[start]
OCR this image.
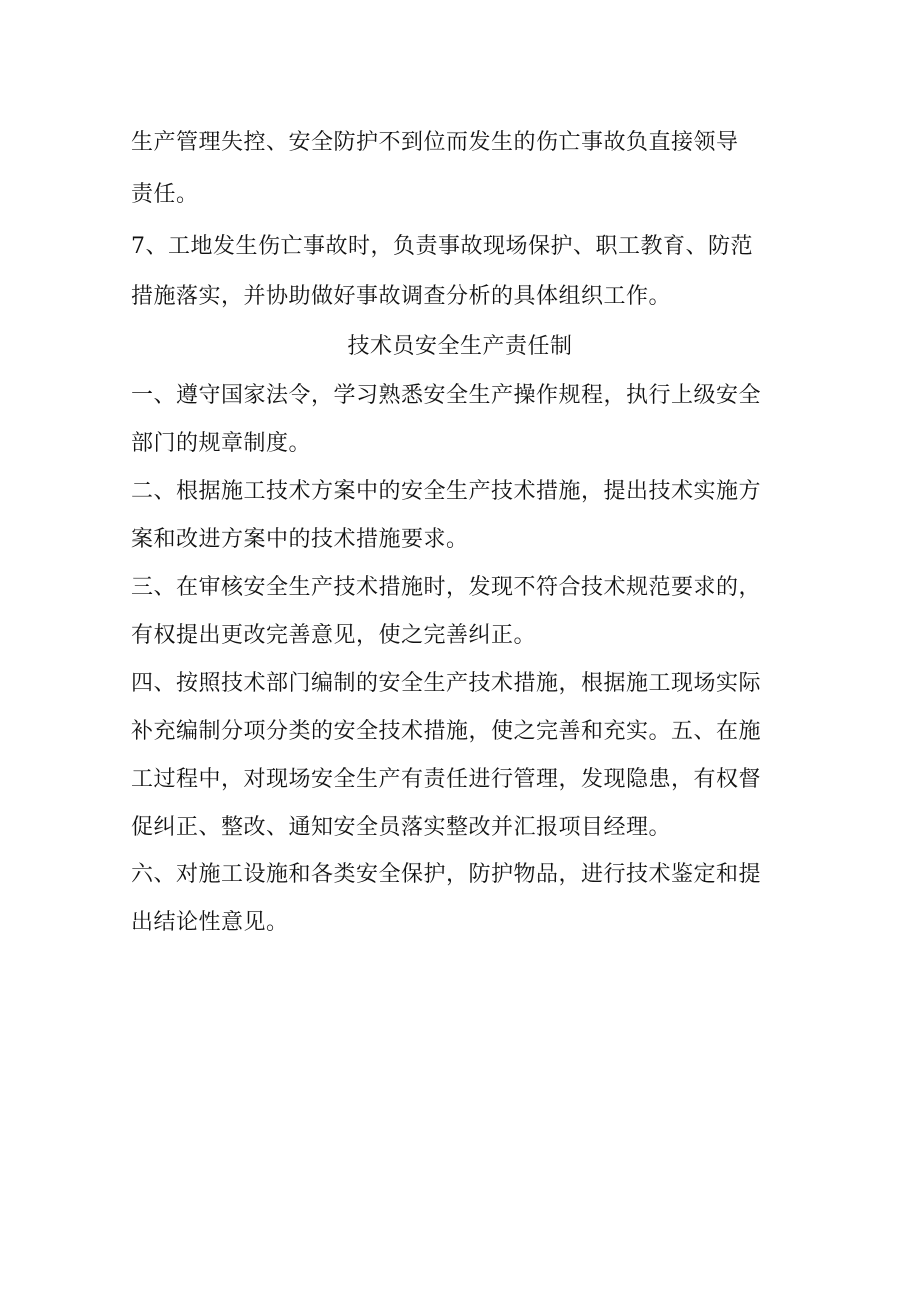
生产管理失控、安全防护不到位而发生的伤亡事故负直接领导
责任。
7、工地发生伤亡事故时，负责事故现场保护、职工教育、防范
措施落实，并协助做好事故调查分析的具体组织工作。
技术员安全生产责任制
一、遵守国家法令，学习熟悉安全生产操作规程，执行上级安全
部门的规章制度。
二、根据施工技术方案中的安全生产技术措施，提出技术实施方
案和改进方案中的技术措施要求。
三、在审核安全生产技术措施时，发现不符合技术规范要求的，
有权提出更改完善意见，使之完善纠正。
四、按照技术部门编制的安全生产技术措施，根据施工现场实际
补充编制分项分类的安全技术措施，使之完善和充实。五、在施
工过程中，对现场安全生产有责任进行管理，发现隐患，有权督
促纠正、整改、通知安全员落实整改并汇报项目经理。
六、对施工设施和各类安全保护，防护物品，进行技术鉴定和提
出结论性意见。
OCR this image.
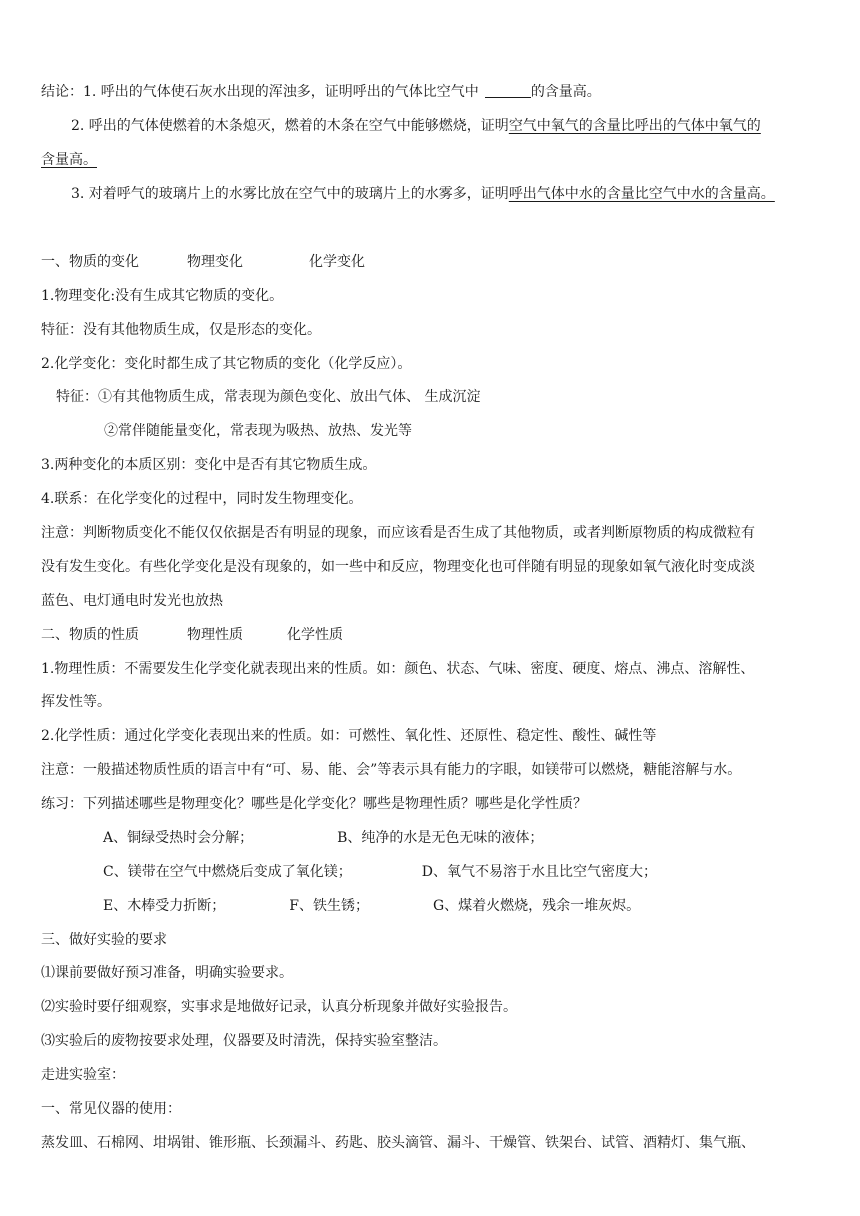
结论：1. 呼出的气体使石灰水出现的浑浊多，证明呼出的气体比空气中	的含量高。
2. 呼出的气体使燃着的木条熄灭，燃着的木条在空气中能够燃烧，证明空气中氧气的含量比呼出的气体中氧气的
含量高。
3. 对着呼气的玻璃片上的水雾比放在空气中的玻璃片上的水雾多，证明呼出气体中水的含量比空气中水的含量高。
一、物质的变化	物理变化	化学变化
1.物理变化:没有生成其它物质的变化。
特征：没有其他物质生成，仅是形态的变化。
2.化学变化：变化时都生成了其它物质的变化（化学反应）。
特征：①有其他物质生成，常表现为颜色变化、放出气体、 生成沉淀
②常伴随能量变化，常表现为吸热、放热、发光等
3.两种变化的本质区别：变化中是否有其它物质生成。
4.联系：在化学变化的过程中，同时发生物理变化。
注意：判断物质变化不能仅仅依据是否有明显的现象，而应该看是否生成了其他物质，或者判断原物质的构成微粒有
没有发生变化。有些化学变化是没有现象的，如一些中和反应，物理变化也可伴随有明显的现象如氧气液化时变成淡
蓝色、电灯通电时发光也放热
二、物质的性质	物理性质	化学性质
1.物理性质：不需要发生化学变化就表现出来的性质。如：颜色、状态、气味、密度、硬度、熔点、沸点、溶解性、
挥发性等。
2.化学性质：通过化学变化表现出来的性质。如：可燃性、氧化性、还原性、稳定性、酸性、碱性等
注意：一般描述物质性质的语言中有“可、易、能、会”等表示具有能力的字眼，如镁带可以燃烧，糖能溶解与水。
练习：下列描述哪些是物理变化？哪些是化学变化？哪些是物理性质？哪些是化学性质？
A、铜绿受热时会分解；	B、纯净的水是无色无味的液体；
C、镁带在空气中燃烧后变成了氧化镁；	D、氧气不易溶于水且比空气密度大；
E、木棒受力折断；	F、铁生锈；	G、煤着火燃烧，残余一堆灰烬。
三、做好实验的要求
⑴课前要做好预习准备，明确实验要求。
⑵实验时要仔细观察，实事求是地做好记录，认真分析现象并做好实验报告。
⑶实验后的废物按要求处理，仪器要及时清洗，保持实验室整洁。
走进实验室：
一、常见仪器的使用：
蒸发皿、石棉网、坩埚钳、锥形瓶、长颈漏斗、药匙、胶头滴管、漏斗、干燥管、铁架台、试管、酒精灯、集气瓶、
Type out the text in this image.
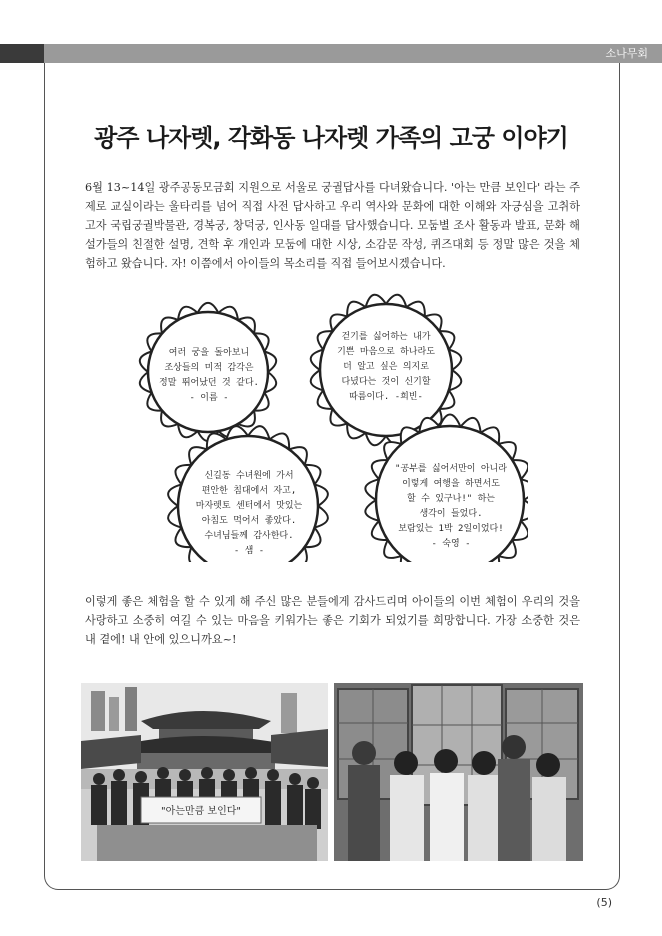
소나무회
광주 나자렛, 각화동 나자렛 가족의 고궁 이야기
6월 13~14일 광주공동모금회 지원으로 서울로 궁궐답사를 다녀왔습니다. '아는 만큼 보인다' 라는 주제로 교실이라는 울타리를 넘어 직접 사전 답사하고 우리 역사와 문화에 대한 이해와 자긍심을 고취하고자 국립궁궐박물관, 경복궁, 창덕궁, 인사동 일대를 답사했습니다. 모둠별 조사 활동과 발표, 문화 해설가들의 친절한 설명, 견학 후 개인과 모둠에 대한 시상, 소감문 작성, 퀴즈대회 등 정말 많은 것을 체험하고 왔습니다. 자! 이쯤에서 아이들의 목소리를 직접 들어보시겠습니다.
여러 궁을 돌아보니
조상들의 미적 감각은
정말 뛰어났던 것 같다.
- 이름 -
걷기를 싫어하는 내가
기쁜 마음으로 하나라도
더 알고 싶은 의지로
다녔다는 것이 신기할
따름이다. -희빈-
신길동 수녀원에 가서
편안한 침대에서 자고,
마자렛토 센터에서 맛있는
아침도 먹어서 좋았다.
수녀님들께 감사한다.
- 샘 -
"공부를 싫어서만이 아니라
이렇게 여행을 하면서도
할 수 있구나!" 하는
생각이 들었다.
보람있는 1박 2일이었다!
- 숙영 -
이렇게 좋은 체험을 할 수 있게 해 주신 많은 분들에게 감사드리며 아이들의 이번 체험이 우리의 것을 사랑하고 소중히 여길 수 있는 마음을 키워가는 좋은 기회가 되었기를 희망합니다. 가장 소중한 것은 내 곁에! 내 안에 있으니까요~!
"아는만큼 보인다"
(5)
[end]
* [Problem] Return all of the entries exactly as written, but drop any pictures they hold.

* [Exercise result]
OCR this image.
生产管理失控、安全防护不到位而发生的伤亡事故负直接领导
责任。
7、工地发生伤亡事故时，负责事故现场保护、职工教育、防范
措施落实，并协助做好事故调查分析的具体组织工作。
技术员安全生产责任制
一、遵守国家法令，学习熟悉安全生产操作规程，执行上级安全
部门的规章制度。
二、根据施工技术方案中的安全生产技术措施，提出技术实施方
案和改进方案中的技术措施要求。
三、在审核安全生产技术措施时，发现不符合技术规范要求的，
有权提出更改完善意见，使之完善纠正。
四、按照技术部门编制的安全生产技术措施，根据施工现场实际
补充编制分项分类的安全技术措施，使之完善和充实。五、在施
工过程中，对现场安全生产有责任进行管理，发现隐患，有权督
促纠正、整改、通知安全员落实整改并汇报项目经理。
六、对施工设施和各类安全保护，防护物品，进行技术鉴定和提
出结论性意见。
OCR this image.
结论：1. 呼出的气体使石灰水出现的浑浊多，证明呼出的气体比空气中	的含量高。
2. 呼出的气体使燃着的木条熄灭，燃着的木条在空气中能够燃烧，证明空气中氧气的含量比呼出的气体中氧气的
含量高。
3. 对着呼气的玻璃片上的水雾比放在空气中的玻璃片上的水雾多，证明呼出气体中水的含量比空气中水的含量高。
一、物质的变化	物理变化	化学变化
1.物理变化:没有生成其它物质的变化。
特征：没有其他物质生成，仅是形态的变化。
2.化学变化：变化时都生成了其它物质的变化（化学反应）。
特征：①有其他物质生成，常表现为颜色变化、放出气体、 生成沉淀
②常伴随能量变化，常表现为吸热、放热、发光等
3.两种变化的本质区别：变化中是否有其它物质生成。
4.联系：在化学变化的过程中，同时发生物理变化。
注意：判断物质变化不能仅仅依据是否有明显的现象，而应该看是否生成了其他物质，或者判断原物质的构成微粒有
没有发生变化。有些化学变化是没有现象的，如一些中和反应，物理变化也可伴随有明显的现象如氧气液化时变成淡
蓝色、电灯通电时发光也放热
二、物质的性质	物理性质	化学性质
1.物理性质：不需要发生化学变化就表现出来的性质。如：颜色、状态、气味、密度、硬度、熔点、沸点、溶解性、
挥发性等。
2.化学性质：通过化学变化表现出来的性质。如：可燃性、氧化性、还原性、稳定性、酸性、碱性等
注意：一般描述物质性质的语言中有“可、易、能、会”等表示具有能力的字眼，如镁带可以燃烧，糖能溶解与水。
练习：下列描述哪些是物理变化？哪些是化学变化？哪些是物理性质？哪些是化学性质？
A、铜绿受热时会分解；	B、纯净的水是无色无味的液体；
C、镁带在空气中燃烧后变成了氧化镁；	D、氧气不易溶于水且比空气密度大；
E、木棒受力折断；	F、铁生锈；	G、煤着火燃烧，残余一堆灰烬。
三、做好实验的要求
⑴课前要做好预习准备，明确实验要求。
⑵实验时要仔细观察，实事求是地做好记录，认真分析现象并做好实验报告。
⑶实验后的废物按要求处理，仪器要及时清洗，保持实验室整洁。
走进实验室：
一、常见仪器的使用：
蒸发皿、石棉网、坩埚钳、锥形瓶、长颈漏斗、药匙、胶头滴管、漏斗、干燥管、铁架台、试管、酒精灯、集气瓶、
Type out the text in this image.
소나무회
광주 나자렛, 각화동 나자렛 가족의 고궁 이야기
6월 13~14일 광주공동모금회 지원으로 서울로 궁궐답사를 다녀왔습니다. '아는 만큼 보인다' 라는 주제로 교실이라는 울타리를 넘어 직접 사전 답사하고 우리 역사와 문화에 대한 이해와 자긍심을 고취하고자 국립궁궐박물관, 경복궁, 창덕궁, 인사동 일대를 답사했습니다. 모둠별 조사 활동과 발표, 문화 해설가들의 친절한 설명, 견학 후 개인과 모둠에 대한 시상, 소감문 작성, 퀴즈대회 등 정말 많은 것을 체험하고 왔습니다. 자! 이쯤에서 아이들의 목소리를 직접 들어보시겠습니다.
여러 궁을 돌아보니
조상들의 미적 감각은
정말 뛰어났던 것 같다.
- 이름 -
걷기를 싫어하는 내가
기쁜 마음으로 하나라도
더 알고 싶은 의지로
다녔다는 것이 신기할
따름이다. -희빈-
신길동 수녀원에 가서
편안한 침대에서 자고,
마자렛토 센터에서 맛있는
아침도 먹어서 좋았다.
수녀님들께 감사한다.
- 샘 -
"공부를 싫어서만이 아니라
이렇게 여행을 하면서도
할 수 있구나!" 하는
생각이 들었다.
보람있는 1박 2일이었다!
- 숙영 -
이렇게 좋은 체험을 할 수 있게 해 주신 많은 분들에게 감사드리며 아이들의 이번 체험이 우리의 것을 사랑하고 소중히 여길 수 있는 마음을 키워가는 좋은 기회가 되었기를 희망합니다. 가장 소중한 것은 내 곁에! 내 안에 있으니까요~!
"아는만큼 보인다"
(5)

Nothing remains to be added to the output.